Write out the material below again, unchanged.

** START OF SUPPLIED MATERIAL **

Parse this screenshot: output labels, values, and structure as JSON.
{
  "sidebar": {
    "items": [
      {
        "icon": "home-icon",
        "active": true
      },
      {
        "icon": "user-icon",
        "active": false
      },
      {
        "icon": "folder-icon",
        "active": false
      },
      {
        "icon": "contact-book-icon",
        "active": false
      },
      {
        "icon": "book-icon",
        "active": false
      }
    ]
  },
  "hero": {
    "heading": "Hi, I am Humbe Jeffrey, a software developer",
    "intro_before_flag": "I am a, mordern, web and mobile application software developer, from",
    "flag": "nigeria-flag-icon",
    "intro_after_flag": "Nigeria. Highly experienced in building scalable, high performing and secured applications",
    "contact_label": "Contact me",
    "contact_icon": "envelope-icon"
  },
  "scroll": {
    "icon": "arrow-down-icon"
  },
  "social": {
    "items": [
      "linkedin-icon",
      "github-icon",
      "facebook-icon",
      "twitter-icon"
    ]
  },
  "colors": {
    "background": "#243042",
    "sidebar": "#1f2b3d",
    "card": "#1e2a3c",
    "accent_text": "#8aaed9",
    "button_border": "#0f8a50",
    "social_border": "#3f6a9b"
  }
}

** END OF SUPPLIED MATERIAL **

COMPLETE ANSWER
Parse this screenshot: output labels, values, and structure as JSON.
{
  "sidebar": {
    "items": [
      {
        "icon": "home-icon",
        "active": true
      },
      {
        "icon": "user-icon",
        "active": false
      },
      {
        "icon": "folder-icon",
        "active": false
      },
      {
        "icon": "contact-book-icon",
        "active": false
      },
      {
        "icon": "book-icon",
        "active": false
      }
    ]
  },
  "hero": {
    "heading": "Hi, I am Humbe Jeffrey, a software developer",
    "intro_before_flag": "I am a, mordern, web and mobile application software developer, from",
    "flag": "nigeria-flag-icon",
    "intro_after_flag": "Nigeria. Highly experienced in building scalable, high performing and secured applications",
    "contact_label": "Contact me",
    "contact_icon": "envelope-icon"
  },
  "scroll": {
    "icon": "arrow-down-icon"
  },
  "social": {
    "items": [
      "linkedin-icon",
      "github-icon",
      "facebook-icon",
      "twitter-icon"
    ]
  },
  "colors": {
    "background": "#243042",
    "sidebar": "#1f2b3d",
    "card": "#1e2a3c",
    "accent_text": "#8aaed9",
    "button_border": "#0f8a50",
    "social_border": "#3f6a9b"
  }
}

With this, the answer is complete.